> Page transcription dataset items:

******

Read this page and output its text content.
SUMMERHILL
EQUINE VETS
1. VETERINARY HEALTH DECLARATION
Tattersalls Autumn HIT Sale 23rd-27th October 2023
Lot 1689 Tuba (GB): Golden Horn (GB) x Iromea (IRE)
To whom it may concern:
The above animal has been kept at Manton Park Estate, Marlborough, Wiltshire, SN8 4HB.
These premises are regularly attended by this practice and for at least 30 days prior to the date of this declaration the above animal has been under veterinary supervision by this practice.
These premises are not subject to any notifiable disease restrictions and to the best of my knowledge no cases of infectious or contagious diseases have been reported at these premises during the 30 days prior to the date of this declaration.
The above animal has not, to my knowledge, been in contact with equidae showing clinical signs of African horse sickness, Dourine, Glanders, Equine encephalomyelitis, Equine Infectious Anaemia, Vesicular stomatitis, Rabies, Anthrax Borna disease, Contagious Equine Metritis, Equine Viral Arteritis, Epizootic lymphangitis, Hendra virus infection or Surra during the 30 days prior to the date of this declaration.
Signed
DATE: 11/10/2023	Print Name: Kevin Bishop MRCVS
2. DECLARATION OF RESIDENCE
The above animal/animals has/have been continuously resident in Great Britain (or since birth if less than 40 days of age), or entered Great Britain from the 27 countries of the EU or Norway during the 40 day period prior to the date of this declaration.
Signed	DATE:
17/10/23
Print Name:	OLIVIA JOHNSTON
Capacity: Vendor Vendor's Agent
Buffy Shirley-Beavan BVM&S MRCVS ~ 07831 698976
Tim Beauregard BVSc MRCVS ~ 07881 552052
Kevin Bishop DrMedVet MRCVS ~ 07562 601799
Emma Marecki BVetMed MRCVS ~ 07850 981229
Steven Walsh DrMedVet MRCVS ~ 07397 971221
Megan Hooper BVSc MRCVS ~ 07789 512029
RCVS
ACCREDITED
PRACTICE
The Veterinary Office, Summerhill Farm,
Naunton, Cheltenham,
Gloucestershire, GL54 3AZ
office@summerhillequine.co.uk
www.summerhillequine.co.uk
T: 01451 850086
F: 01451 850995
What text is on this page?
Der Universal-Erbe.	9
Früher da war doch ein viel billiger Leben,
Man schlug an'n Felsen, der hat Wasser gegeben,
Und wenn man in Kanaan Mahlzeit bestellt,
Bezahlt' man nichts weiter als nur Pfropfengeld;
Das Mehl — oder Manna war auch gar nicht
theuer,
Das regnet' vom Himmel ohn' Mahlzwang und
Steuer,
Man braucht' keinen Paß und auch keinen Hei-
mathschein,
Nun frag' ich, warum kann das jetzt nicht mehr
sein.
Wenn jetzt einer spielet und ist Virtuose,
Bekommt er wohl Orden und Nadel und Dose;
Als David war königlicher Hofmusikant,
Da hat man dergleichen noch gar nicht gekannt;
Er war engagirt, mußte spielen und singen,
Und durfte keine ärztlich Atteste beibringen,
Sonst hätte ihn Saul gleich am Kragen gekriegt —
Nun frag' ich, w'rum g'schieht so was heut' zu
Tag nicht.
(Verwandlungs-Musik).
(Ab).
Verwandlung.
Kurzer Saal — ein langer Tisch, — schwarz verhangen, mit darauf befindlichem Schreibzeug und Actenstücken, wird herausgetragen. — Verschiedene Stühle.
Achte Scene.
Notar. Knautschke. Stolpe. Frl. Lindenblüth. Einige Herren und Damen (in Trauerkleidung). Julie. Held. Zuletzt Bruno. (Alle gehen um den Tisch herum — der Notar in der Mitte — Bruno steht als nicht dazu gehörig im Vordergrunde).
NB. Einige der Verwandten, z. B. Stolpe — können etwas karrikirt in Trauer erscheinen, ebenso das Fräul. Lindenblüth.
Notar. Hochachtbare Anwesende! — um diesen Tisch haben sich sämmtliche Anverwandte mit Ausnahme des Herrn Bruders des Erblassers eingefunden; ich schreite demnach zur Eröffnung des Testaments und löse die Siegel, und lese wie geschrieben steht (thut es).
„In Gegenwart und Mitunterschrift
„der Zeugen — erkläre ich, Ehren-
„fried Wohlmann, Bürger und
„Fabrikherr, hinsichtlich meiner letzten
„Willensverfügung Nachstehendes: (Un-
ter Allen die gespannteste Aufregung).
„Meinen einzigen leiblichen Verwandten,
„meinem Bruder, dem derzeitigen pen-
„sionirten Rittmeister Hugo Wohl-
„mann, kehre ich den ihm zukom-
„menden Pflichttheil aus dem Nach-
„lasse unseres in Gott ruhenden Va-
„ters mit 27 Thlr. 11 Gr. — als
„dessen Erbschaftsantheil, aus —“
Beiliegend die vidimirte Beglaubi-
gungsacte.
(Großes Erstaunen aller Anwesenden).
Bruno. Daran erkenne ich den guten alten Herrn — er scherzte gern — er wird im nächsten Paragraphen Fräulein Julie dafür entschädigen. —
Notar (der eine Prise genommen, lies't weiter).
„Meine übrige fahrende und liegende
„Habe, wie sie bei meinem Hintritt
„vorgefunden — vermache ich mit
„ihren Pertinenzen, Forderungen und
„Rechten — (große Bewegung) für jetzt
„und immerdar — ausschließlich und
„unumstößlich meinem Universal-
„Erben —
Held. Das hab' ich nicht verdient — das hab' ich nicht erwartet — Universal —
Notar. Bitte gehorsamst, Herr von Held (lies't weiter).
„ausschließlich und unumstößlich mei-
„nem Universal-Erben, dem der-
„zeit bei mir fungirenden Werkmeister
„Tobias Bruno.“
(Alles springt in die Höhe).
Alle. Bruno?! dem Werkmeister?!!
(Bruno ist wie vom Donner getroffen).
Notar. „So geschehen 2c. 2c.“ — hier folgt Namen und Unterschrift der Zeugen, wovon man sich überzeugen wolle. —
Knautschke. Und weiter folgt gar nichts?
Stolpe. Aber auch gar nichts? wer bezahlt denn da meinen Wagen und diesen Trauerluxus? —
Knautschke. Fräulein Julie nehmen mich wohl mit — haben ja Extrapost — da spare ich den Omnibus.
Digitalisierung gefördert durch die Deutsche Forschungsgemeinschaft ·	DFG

******

> What you are asked to do: None of the records may be left out; each is to be restated exactly.

> Answer to the exercise:
Read this page and output its text content.
SUMMERHILL
EQUINE VETS
1. VETERINARY HEALTH DECLARATION
Tattersalls Autumn HIT Sale 23rd-27th October 2023
Lot 1689 Tuba (GB): Golden Horn (GB) x Iromea (IRE)
To whom it may concern:
The above animal has been kept at Manton Park Estate, Marlborough, Wiltshire, SN8 4HB.
These premises are regularly attended by this practice and for at least 30 days prior to the date of this declaration the above animal has been under veterinary supervision by this practice.
These premises are not subject to any notifiable disease restrictions and to the best of my knowledge no cases of infectious or contagious diseases have been reported at these premises during the 30 days prior to the date of this declaration.
The above animal has not, to my knowledge, been in contact with equidae showing clinical signs of African horse sickness, Dourine, Glanders, Equine encephalomyelitis, Equine Infectious Anaemia, Vesicular stomatitis, Rabies, Anthrax Borna disease, Contagious Equine Metritis, Equine Viral Arteritis, Epizootic lymphangitis, Hendra virus infection or Surra during the 30 days prior to the date of this declaration.
Signed
DATE: 11/10/2023	Print Name: Kevin Bishop MRCVS
2. DECLARATION OF RESIDENCE
The above animal/animals has/have been continuously resident in Great Britain (or since birth if less than 40 days of age), or entered Great Britain from the 27 countries of the EU or Norway during the 40 day period prior to the date of this declaration.
Signed	DATE:
17/10/23
Print Name:	OLIVIA JOHNSTON
Capacity: Vendor Vendor's Agent
Buffy Shirley-Beavan BVM&S MRCVS ~ 07831 698976
Tim Beauregard BVSc MRCVS ~ 07881 552052
Kevin Bishop DrMedVet MRCVS ~ 07562 601799
Emma Marecki BVetMed MRCVS ~ 07850 981229
Steven Walsh DrMedVet MRCVS ~ 07397 971221
Megan Hooper BVSc MRCVS ~ 07789 512029
RCVS
ACCREDITED
PRACTICE
The Veterinary Office, Summerhill Farm,
Naunton, Cheltenham,
Gloucestershire, GL54 3AZ
office@summerhillequine.co.uk
www.summerhillequine.co.uk
T: 01451 850086
F: 01451 850995
What text is on this page?
Der Universal-Erbe.	9
Früher da war doch ein viel billiger Leben,
Man schlug an'n Felsen, der hat Wasser gegeben,
Und wenn man in Kanaan Mahlzeit bestellt,
Bezahlt' man nichts weiter als nur Pfropfengeld;
Das Mehl — oder Manna war auch gar nicht
theuer,
Das regnet' vom Himmel ohn' Mahlzwang und
Steuer,
Man braucht' keinen Paß und auch keinen Hei-
mathschein,
Nun frag' ich, warum kann das jetzt nicht mehr
sein.
Wenn jetzt einer spielet und ist Virtuose,
Bekommt er wohl Orden und Nadel und Dose;
Als David war königlicher Hofmusikant,
Da hat man dergleichen noch gar nicht gekannt;
Er war engagirt, mußte spielen und singen,
Und durfte keine ärztlich Atteste beibringen,
Sonst hätte ihn Saul gleich am Kragen gekriegt —
Nun frag' ich, w'rum g'schieht so was heut' zu
Tag nicht.
(Verwandlungs-Musik).
(Ab).
Verwandlung.
Kurzer Saal — ein langer Tisch, — schwarz verhangen, mit darauf befindlichem Schreibzeug und Actenstücken, wird herausgetragen. — Verschiedene Stühle.
Achte Scene.
Notar. Knautschke. Stolpe. Frl. Lindenblüth. Einige Herren und Damen (in Trauerkleidung). Julie. Held. Zuletzt Bruno. (Alle gehen um den Tisch herum — der Notar in der Mitte — Bruno steht als nicht dazu gehörig im Vordergrunde).
NB. Einige der Verwandten, z. B. Stolpe — können etwas karrikirt in Trauer erscheinen, ebenso das Fräul. Lindenblüth.
Notar. Hochachtbare Anwesende! — um diesen Tisch haben sich sämmtliche Anverwandte mit Ausnahme des Herrn Bruders des Erblassers eingefunden; ich schreite demnach zur Eröffnung des Testaments und löse die Siegel, und lese wie geschrieben steht (thut es).
„In Gegenwart und Mitunterschrift
„der Zeugen — erkläre ich, Ehren-
„fried Wohlmann, Bürger und
„Fabrikherr, hinsichtlich meiner letzten
„Willensverfügung Nachstehendes: (Un-
ter Allen die gespannteste Aufregung).
„Meinen einzigen leiblichen Verwandten,
„meinem Bruder, dem derzeitigen pen-
„sionirten Rittmeister Hugo Wohl-
„mann, kehre ich den ihm zukom-
„menden Pflichttheil aus dem Nach-
„lasse unseres in Gott ruhenden Va-
„ters mit 27 Thlr. 11 Gr. — als
„dessen Erbschaftsantheil, aus —“
Beiliegend die vidimirte Beglaubi-
gungsacte.
(Großes Erstaunen aller Anwesenden).
Bruno. Daran erkenne ich den guten alten Herrn — er scherzte gern — er wird im nächsten Paragraphen Fräulein Julie dafür entschädigen. —
Notar (der eine Prise genommen, lies't weiter).
„Meine übrige fahrende und liegende
„Habe, wie sie bei meinem Hintritt
„vorgefunden — vermache ich mit
„ihren Pertinenzen, Forderungen und
„Rechten — (große Bewegung) für jetzt
„und immerdar — ausschließlich und
„unumstößlich meinem Universal-
„Erben —
Held. Das hab' ich nicht verdient — das hab' ich nicht erwartet — Universal —
Notar. Bitte gehorsamst, Herr von Held (lies't weiter).
„ausschließlich und unumstößlich mei-
„nem Universal-Erben, dem der-
„zeit bei mir fungirenden Werkmeister
„Tobias Bruno.“
(Alles springt in die Höhe).
Alle. Bruno?! dem Werkmeister?!!
(Bruno ist wie vom Donner getroffen).
Notar. „So geschehen 2c. 2c.“ — hier folgt Namen und Unterschrift der Zeugen, wovon man sich überzeugen wolle. —
Knautschke. Und weiter folgt gar nichts?
Stolpe. Aber auch gar nichts? wer bezahlt denn da meinen Wagen und diesen Trauerluxus? —
Knautschke. Fräulein Julie nehmen mich wohl mit — haben ja Extrapost — da spare ich den Omnibus.
Digitalisierung gefördert durch die Deutsche Forschungsgemeinschaft ·	DFG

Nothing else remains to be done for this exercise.